Directive
Count how many lines contain the word "jours". Please give only the number.

Records to process
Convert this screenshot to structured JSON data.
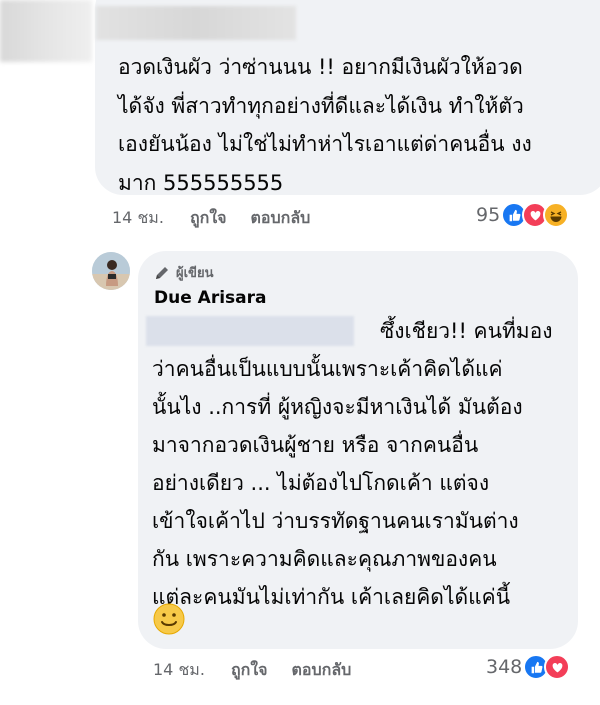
{
  "comment1": {
    "text": "อวดเงินผัว ว่าซ่านนน !! อยากมีเงินผัวให้อวด\nได้จัง พี่สาวทำทุกอย่างที่ดีและได้เงิน ทำให้ตัว\nเองยันน้อง ไม่ใช่ไม่ทำห่าไรเอาแต่ด่าคนอื่น งง\nมาก 555555555",
    "time": "14 ชม.",
    "like_label": "ถูกใจ",
    "reply_label": "ตอบกลับ",
    "reaction_count": "95",
    "reactions": [
      "like-icon",
      "love-icon",
      "haha-icon"
    ]
  },
  "comment2": {
    "author_badge": "ผู้เขียน",
    "author_name": "Due Arisara",
    "text": "ซึ้งเชียว!! คนที่มอง\nว่าคนอื่นเป็นแบบนั้นเพราะเค้าคิดได้แค่\nนั้นไง ..การที่ ผู้หญิงจะมีหาเงินได้ มันต้อง\nมาจากอวดเงินผู้ชาย หรือ จากคนอื่น\nอย่างเดียว ... ไม่ต้องไปโกดเค้า แต่จง\nเข้าใจเค้าไป ว่าบรรทัดฐานคนเรามันต่าง\nกัน เพราะความคิดและคุณภาพของคน\nแต่ละคนมันไม่เท่ากัน เค้าเลยคิดได้แค่นี้",
    "time": "14 ชม.",
    "like_label": "ถูกใจ",
    "reply_label": "ตอบกลับ",
    "reaction_count": "348",
    "reactions": [
      "like-icon",
      "love-icon"
    ]
  },
  "colors": {
    "bubble": "#f0f2f5",
    "meta_text": "#65676b",
    "like_blue": "#1877f2",
    "love_red": "#f33e58",
    "haha_yellow": "#f7b125"
  }
}
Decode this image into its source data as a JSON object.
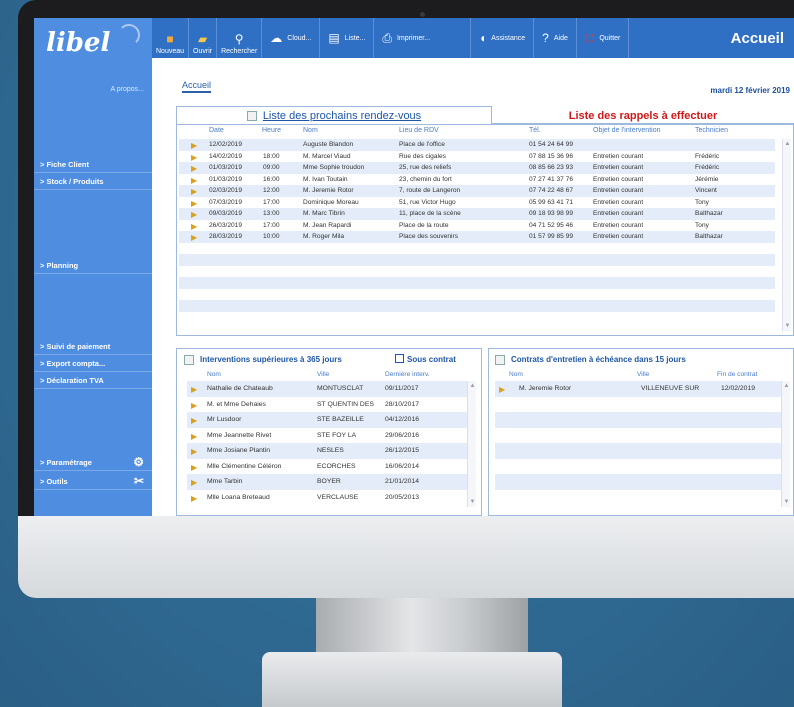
{
  "toolbar": {
    "buttons": [
      {
        "label": "Nouveau",
        "icon": "new-document-icon"
      },
      {
        "label": "Ouvrir",
        "icon": "open-folder-icon"
      },
      {
        "label": "Rechercher",
        "icon": "search-icon"
      }
    ],
    "cloud_label": "Cloud...",
    "liste_label": "Liste...",
    "imprimer_label": "Imprimer...",
    "assistance_label": "Assistance",
    "aide_label": "Aide",
    "quitter_label": "Quitter",
    "accueil_label": "Accueil"
  },
  "sidebar": {
    "logo": "libel",
    "apropos": "A propos...",
    "items": [
      "> Fiche Client",
      "> Stock / Produits",
      "> Planning",
      "> Suivi de paiement",
      "> Export compta...",
      "> Déclaration TVA",
      "> Paramétrage",
      "> Outils"
    ]
  },
  "main": {
    "tab_accueil": "Accueil",
    "date": "mardi 12 février 2019",
    "rdv_title": "Liste des prochains rendez-vous",
    "rappels_title": "Liste des rappels à effectuer",
    "rdv_headers": [
      "Date",
      "Heure",
      "Nom",
      "Lieu de RDV",
      "Tél.",
      "Objet de l'intervention",
      "Technicien"
    ],
    "rdv_rows": [
      {
        "date": "12/02/2019",
        "heure": "",
        "nom": "Auguste Blandon",
        "lieu": "Place de l'office",
        "tel": "01 54 24 64 99",
        "objet": "",
        "tech": ""
      },
      {
        "date": "14/02/2019",
        "heure": "18:00",
        "nom": "M. Marcel Viaud",
        "lieu": "Rue des cigales",
        "tel": "07 88 15 36 96",
        "objet": "Entretien courant",
        "tech": "Frédéric"
      },
      {
        "date": "01/03/2019",
        "heure": "09:00",
        "nom": "Mme Sophie troudon",
        "lieu": "25, rue des reliefs",
        "tel": "08 85 66 23 93",
        "objet": "Entretien courant",
        "tech": "Frédéric"
      },
      {
        "date": "01/03/2019",
        "heure": "16:00",
        "nom": "M. Ivan Toutain",
        "lieu": "23, chemin du fort",
        "tel": "07 27 41 37 76",
        "objet": "Entretien courant",
        "tech": "Jérémie"
      },
      {
        "date": "02/03/2019",
        "heure": "12:00",
        "nom": "M. Jeremie Rotor",
        "lieu": "7, route de Langeron",
        "tel": "07 74 22 48 67",
        "objet": "Entretien courant",
        "tech": "Vincent"
      },
      {
        "date": "07/03/2019",
        "heure": "17:00",
        "nom": "Dominique Moreau",
        "lieu": "51, rue Victor Hugo",
        "tel": "05 99 63 41 71",
        "objet": "Entretien courant",
        "tech": "Tony"
      },
      {
        "date": "09/03/2019",
        "heure": "13:00",
        "nom": "M. Marc Tibrin",
        "lieu": "11, place de la scène",
        "tel": "09 18 93 98 99",
        "objet": "Entretien courant",
        "tech": "Balthazar"
      },
      {
        "date": "26/03/2019",
        "heure": "17:00",
        "nom": "M. Jean Rapardi",
        "lieu": "Place de la route",
        "tel": "04 71 52 95 46",
        "objet": "Entretien courant",
        "tech": "Tony"
      },
      {
        "date": "28/03/2019",
        "heure": "10:00",
        "nom": "M. Roger Mila",
        "lieu": "Place des souvenirs",
        "tel": "01 57 99 85 99",
        "objet": "Entretien courant",
        "tech": "Balthazar"
      }
    ],
    "interv_title": "Interventions supérieures à 365 jours",
    "sous_contrat": "Sous contrat",
    "interv_headers": [
      "Nom",
      "Ville",
      "Dernière interv."
    ],
    "interv_rows": [
      {
        "nom": "Nathalie de Chateaub",
        "ville": "MONTUSCLAT",
        "date": "09/11/2017"
      },
      {
        "nom": "M. et Mme Dehaies",
        "ville": "ST QUENTIN DES",
        "date": "28/10/2017"
      },
      {
        "nom": "Mr Lusdoor",
        "ville": "STE BAZEILLE",
        "date": "04/12/2016"
      },
      {
        "nom": "Mme Jeannette Rivet",
        "ville": "STE FOY LA",
        "date": "29/06/2016"
      },
      {
        "nom": "Mme Josiane Plantin",
        "ville": "NESLES",
        "date": "26/12/2015"
      },
      {
        "nom": "Mlle Clémentine Céléron",
        "ville": "ECORCHES",
        "date": "16/06/2014"
      },
      {
        "nom": "Mme Tarbin",
        "ville": "BOYER",
        "date": "21/01/2014"
      },
      {
        "nom": "Mlle Loana Breteaud",
        "ville": "VERCLAUSE",
        "date": "20/05/2013"
      }
    ],
    "contrats_title": "Contrats d'entretien à échéance dans 15 jours",
    "contrats_headers": [
      "Nom",
      "Ville",
      "Fin de contrat"
    ],
    "contrats_rows": [
      {
        "nom": "M. Jeremie Rotor",
        "ville": "VILLENEUVE SUR",
        "date": "12/02/2019"
      }
    ]
  }
}
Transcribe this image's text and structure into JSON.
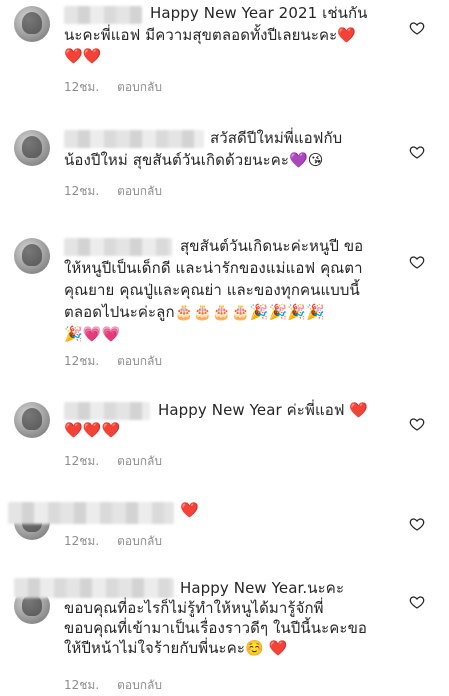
{
  "comments": [
    {
      "lines": [
        "Happy New Year 2021 เช่นกัน",
        "นะคะพี่แอฟ มีความสุขตลอดทั้งปีเลยนะคะ❤️",
        "❤️❤️"
      ],
      "time": "12ชม.",
      "reply": "ตอบกลับ"
    },
    {
      "lines": [
        "สวัสดีปีใหม่พี่แอฟกับ",
        "น้องปีใหม่ สุขสันต์วันเกิดด้วยนะคะ💜😘"
      ],
      "time": "12ชม.",
      "reply": "ตอบกลับ"
    },
    {
      "lines": [
        "สุขสันต์วันเกิดนะค่ะหนูปี ขอ",
        "ให้หนูปีเป็นเด็กดี และน่ารักของแม่แอฟ คุณตา",
        "คุณยาย คุณปู่และคุณย่า และของทุกคนแบบนี้",
        "ตลอดไปนะค่ะลูก🎂🎂🎂🎂🎉🎉🎉🎉",
        "🎉💗💗"
      ],
      "time": "12ชม.",
      "reply": "ตอบกลับ"
    },
    {
      "lines": [
        "Happy New Year ค่ะพี่แอฟ ❤️",
        "❤️❤️❤️"
      ],
      "time": "12ชม.",
      "reply": "ตอบกลับ"
    },
    {
      "lines": [
        "❤️"
      ],
      "time": "12ชม.",
      "reply": "ตอบกลับ"
    },
    {
      "lines": [
        "Happy New Year.นะคะ",
        "ขอบคุณที่อะไรก็ไม่รู้ทำให้หนูได้มารู้จักพี่",
        "ขอบคุณที่เข้ามาเป็นเรื่องราวดีๆ ในปีนี้นะคะขอ",
        "ให้ปีหน้าไม่ใจร้ายกับพี่นะคะ☺️ ❤️"
      ],
      "time": "12ชม.",
      "reply": "ตอบกลับ"
    }
  ],
  "colors": {
    "text": "#262626",
    "meta": "#8e8e8e",
    "icon": "#262626"
  },
  "icons": {
    "like": "heart-outline-icon"
  }
}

Full response
2